The exercise :: Output only the lines from the line holding "Extract the structured" through the close of the records, exactly as they appear, with all pictures omitted.

+--

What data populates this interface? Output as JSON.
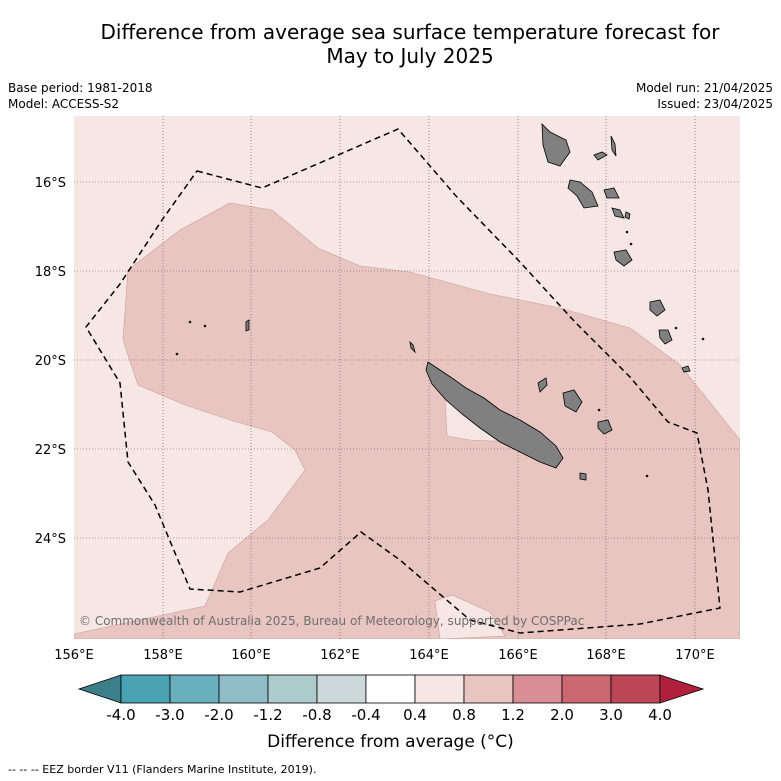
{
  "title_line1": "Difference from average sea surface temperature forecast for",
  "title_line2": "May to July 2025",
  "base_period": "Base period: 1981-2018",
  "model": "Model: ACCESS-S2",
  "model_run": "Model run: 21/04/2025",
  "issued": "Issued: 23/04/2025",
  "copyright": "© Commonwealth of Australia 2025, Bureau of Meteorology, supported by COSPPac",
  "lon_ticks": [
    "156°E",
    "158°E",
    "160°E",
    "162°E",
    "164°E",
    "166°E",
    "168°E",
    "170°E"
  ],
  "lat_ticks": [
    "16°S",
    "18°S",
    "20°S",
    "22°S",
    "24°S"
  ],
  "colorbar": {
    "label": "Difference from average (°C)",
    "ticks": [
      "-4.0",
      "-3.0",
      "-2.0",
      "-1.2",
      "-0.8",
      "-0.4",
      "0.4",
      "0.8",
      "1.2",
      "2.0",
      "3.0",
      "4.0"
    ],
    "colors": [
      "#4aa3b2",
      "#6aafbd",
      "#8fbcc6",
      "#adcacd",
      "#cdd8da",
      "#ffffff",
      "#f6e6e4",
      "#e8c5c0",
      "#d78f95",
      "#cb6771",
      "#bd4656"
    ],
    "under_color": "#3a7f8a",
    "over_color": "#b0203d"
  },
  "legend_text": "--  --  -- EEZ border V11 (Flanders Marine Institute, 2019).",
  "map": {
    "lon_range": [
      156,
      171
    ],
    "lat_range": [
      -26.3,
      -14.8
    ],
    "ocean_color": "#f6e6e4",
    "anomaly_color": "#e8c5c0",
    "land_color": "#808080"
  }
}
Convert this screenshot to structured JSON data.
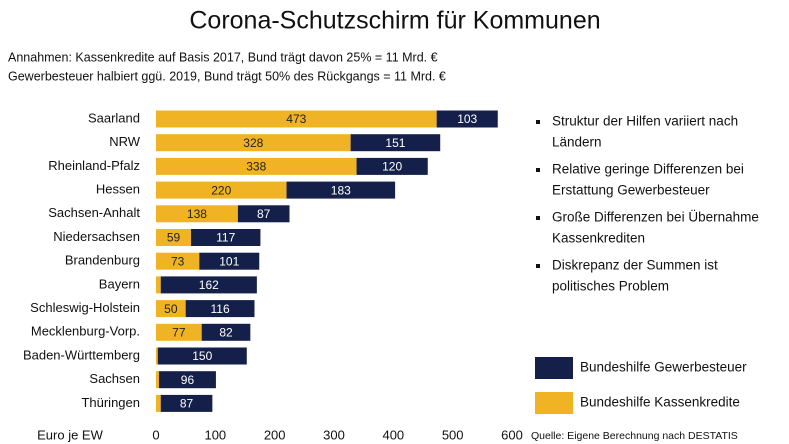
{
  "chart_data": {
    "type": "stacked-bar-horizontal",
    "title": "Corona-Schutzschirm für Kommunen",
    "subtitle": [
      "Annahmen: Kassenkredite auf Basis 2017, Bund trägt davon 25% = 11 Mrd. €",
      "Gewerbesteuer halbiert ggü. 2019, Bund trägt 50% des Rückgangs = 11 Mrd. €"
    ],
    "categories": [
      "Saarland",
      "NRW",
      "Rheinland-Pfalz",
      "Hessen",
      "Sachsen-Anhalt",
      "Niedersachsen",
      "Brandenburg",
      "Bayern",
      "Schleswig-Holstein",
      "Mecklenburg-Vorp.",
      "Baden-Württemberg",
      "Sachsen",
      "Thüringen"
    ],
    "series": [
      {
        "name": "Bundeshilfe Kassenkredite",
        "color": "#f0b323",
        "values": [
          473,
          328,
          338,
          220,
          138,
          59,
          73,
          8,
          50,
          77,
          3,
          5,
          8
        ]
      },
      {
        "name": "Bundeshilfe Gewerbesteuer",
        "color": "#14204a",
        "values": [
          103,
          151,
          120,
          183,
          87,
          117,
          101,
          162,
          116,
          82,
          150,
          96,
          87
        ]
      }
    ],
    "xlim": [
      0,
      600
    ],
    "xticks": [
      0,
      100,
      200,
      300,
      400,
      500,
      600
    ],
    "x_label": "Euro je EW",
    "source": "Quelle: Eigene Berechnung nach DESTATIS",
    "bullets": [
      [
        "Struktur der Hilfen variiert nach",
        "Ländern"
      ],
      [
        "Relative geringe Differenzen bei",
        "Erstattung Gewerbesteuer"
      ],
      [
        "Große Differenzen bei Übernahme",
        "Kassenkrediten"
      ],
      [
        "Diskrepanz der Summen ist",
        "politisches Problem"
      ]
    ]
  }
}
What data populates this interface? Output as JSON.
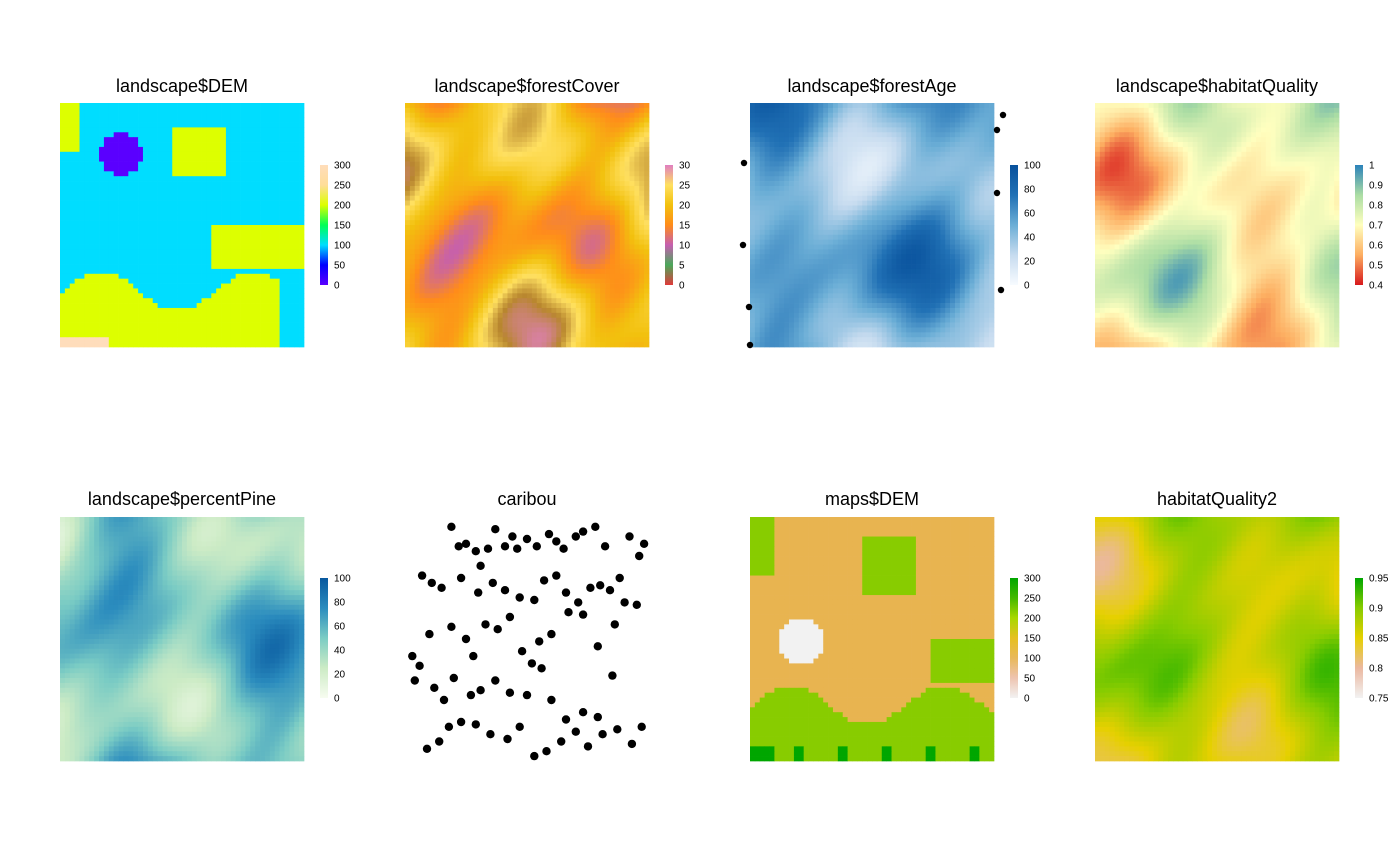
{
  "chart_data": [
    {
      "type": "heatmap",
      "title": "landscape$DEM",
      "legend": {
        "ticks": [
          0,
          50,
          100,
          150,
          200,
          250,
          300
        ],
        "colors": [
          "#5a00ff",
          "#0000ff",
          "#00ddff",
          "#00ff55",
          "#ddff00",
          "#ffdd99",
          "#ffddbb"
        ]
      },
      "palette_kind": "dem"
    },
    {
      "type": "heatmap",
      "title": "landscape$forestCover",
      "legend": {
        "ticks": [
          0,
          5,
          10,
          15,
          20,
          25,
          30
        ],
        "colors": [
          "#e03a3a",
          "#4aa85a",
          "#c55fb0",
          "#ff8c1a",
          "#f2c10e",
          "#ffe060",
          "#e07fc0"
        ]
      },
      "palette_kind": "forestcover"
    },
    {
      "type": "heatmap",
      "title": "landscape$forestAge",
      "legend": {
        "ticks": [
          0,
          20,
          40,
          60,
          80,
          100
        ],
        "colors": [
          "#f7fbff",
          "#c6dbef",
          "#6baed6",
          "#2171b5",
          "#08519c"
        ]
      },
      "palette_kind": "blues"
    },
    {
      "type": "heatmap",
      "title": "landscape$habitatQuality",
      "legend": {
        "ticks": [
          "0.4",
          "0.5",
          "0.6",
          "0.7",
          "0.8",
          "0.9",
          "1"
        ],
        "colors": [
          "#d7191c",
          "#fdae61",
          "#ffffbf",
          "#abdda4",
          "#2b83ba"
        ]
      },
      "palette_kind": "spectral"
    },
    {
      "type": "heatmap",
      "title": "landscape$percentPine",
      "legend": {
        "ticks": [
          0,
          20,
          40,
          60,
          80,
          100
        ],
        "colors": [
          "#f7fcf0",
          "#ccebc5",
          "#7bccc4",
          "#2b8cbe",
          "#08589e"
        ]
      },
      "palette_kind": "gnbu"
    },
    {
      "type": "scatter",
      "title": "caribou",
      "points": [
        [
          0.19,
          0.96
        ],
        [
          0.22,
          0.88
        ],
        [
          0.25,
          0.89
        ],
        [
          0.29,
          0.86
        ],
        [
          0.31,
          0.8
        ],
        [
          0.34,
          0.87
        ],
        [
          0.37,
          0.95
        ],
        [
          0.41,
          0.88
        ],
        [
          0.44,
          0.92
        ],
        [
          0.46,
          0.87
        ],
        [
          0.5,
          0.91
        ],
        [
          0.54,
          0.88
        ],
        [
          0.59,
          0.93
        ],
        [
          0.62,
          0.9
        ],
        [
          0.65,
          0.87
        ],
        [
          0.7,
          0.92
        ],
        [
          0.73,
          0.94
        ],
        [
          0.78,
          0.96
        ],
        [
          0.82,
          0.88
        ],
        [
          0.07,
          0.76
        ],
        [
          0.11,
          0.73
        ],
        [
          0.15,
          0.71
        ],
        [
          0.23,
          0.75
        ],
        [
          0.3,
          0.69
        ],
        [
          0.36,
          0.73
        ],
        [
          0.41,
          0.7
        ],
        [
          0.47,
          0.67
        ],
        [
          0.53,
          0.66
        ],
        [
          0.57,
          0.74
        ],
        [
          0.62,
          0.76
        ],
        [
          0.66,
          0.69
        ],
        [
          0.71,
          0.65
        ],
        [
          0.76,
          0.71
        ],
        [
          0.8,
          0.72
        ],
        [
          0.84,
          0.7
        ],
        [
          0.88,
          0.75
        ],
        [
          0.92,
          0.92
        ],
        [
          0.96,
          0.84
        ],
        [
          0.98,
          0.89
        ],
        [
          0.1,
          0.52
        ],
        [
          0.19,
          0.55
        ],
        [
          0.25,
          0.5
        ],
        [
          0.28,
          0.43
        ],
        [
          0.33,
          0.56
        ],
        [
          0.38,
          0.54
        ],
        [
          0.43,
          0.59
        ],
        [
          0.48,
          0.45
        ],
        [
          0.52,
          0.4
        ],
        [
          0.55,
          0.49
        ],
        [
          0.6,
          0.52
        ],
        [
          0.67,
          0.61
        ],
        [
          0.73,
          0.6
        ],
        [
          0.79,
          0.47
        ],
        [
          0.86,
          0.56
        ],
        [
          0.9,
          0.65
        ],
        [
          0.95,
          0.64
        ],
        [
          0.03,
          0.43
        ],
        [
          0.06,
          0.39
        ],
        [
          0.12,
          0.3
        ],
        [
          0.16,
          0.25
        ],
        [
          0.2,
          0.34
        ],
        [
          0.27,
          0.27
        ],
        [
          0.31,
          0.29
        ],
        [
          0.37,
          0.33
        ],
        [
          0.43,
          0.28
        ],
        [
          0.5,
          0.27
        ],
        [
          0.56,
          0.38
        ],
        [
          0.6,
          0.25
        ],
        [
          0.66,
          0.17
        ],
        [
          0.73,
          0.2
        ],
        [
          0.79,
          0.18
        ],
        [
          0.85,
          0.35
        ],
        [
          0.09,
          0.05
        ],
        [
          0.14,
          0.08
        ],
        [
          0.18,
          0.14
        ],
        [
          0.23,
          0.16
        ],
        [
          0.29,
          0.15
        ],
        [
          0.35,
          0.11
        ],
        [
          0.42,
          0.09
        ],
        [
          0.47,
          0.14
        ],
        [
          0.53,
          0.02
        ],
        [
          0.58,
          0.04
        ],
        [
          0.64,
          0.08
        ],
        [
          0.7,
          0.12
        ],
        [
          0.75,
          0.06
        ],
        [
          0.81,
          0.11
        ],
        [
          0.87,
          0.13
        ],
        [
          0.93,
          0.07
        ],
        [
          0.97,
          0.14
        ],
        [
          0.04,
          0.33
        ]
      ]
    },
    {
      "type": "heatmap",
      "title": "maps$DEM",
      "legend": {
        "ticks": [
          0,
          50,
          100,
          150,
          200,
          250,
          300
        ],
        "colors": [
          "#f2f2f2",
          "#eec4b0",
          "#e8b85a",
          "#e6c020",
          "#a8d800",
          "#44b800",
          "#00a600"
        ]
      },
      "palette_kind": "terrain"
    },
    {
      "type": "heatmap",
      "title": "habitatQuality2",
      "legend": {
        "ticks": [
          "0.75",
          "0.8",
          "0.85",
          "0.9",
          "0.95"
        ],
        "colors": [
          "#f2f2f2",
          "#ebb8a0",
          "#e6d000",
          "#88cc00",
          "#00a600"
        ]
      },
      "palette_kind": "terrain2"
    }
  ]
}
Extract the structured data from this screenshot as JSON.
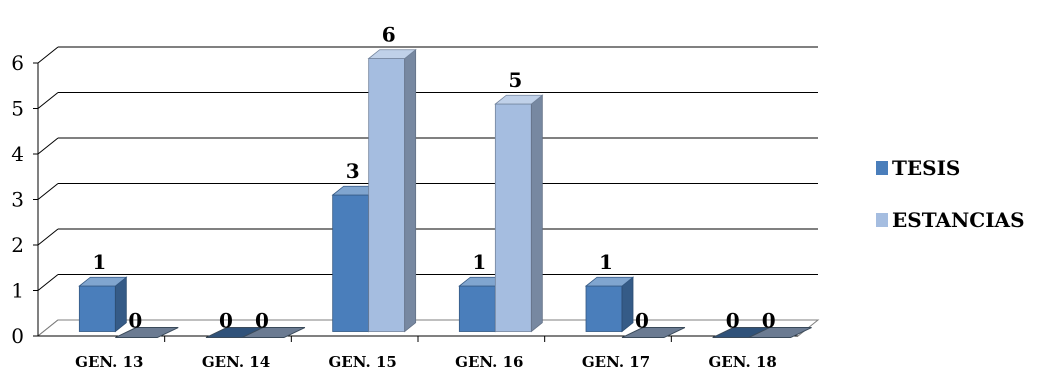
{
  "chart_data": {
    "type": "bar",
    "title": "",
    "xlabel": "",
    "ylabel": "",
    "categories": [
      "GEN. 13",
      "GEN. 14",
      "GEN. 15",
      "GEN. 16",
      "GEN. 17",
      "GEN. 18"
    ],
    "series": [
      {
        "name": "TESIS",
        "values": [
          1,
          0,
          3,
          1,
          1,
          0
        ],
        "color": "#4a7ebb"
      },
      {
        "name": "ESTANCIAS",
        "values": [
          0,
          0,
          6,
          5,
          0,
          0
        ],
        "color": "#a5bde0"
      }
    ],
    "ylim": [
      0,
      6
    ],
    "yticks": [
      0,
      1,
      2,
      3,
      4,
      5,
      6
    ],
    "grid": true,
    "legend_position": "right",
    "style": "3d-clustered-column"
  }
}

+--

Task output ::
Extract the structured data from this screenshot as JSON.
{
  "chart_data": {
    "type": "bar",
    "title": "",
    "xlabel": "",
    "ylabel": "",
    "categories": [
      "GEN. 13",
      "GEN. 14",
      "GEN. 15",
      "GEN. 16",
      "GEN. 17",
      "GEN. 18"
    ],
    "series": [
      {
        "name": "TESIS",
        "values": [
          1,
          0,
          3,
          1,
          1,
          0
        ],
        "color": "#4a7ebb"
      },
      {
        "name": "ESTANCIAS",
        "values": [
          0,
          0,
          6,
          5,
          0,
          0
        ],
        "color": "#a5bde0"
      }
    ],
    "ylim": [
      0,
      6
    ],
    "yticks": [
      0,
      1,
      2,
      3,
      4,
      5,
      6
    ],
    "grid": true,
    "legend_position": "right",
    "style": "3d-clustered-column"
  }
}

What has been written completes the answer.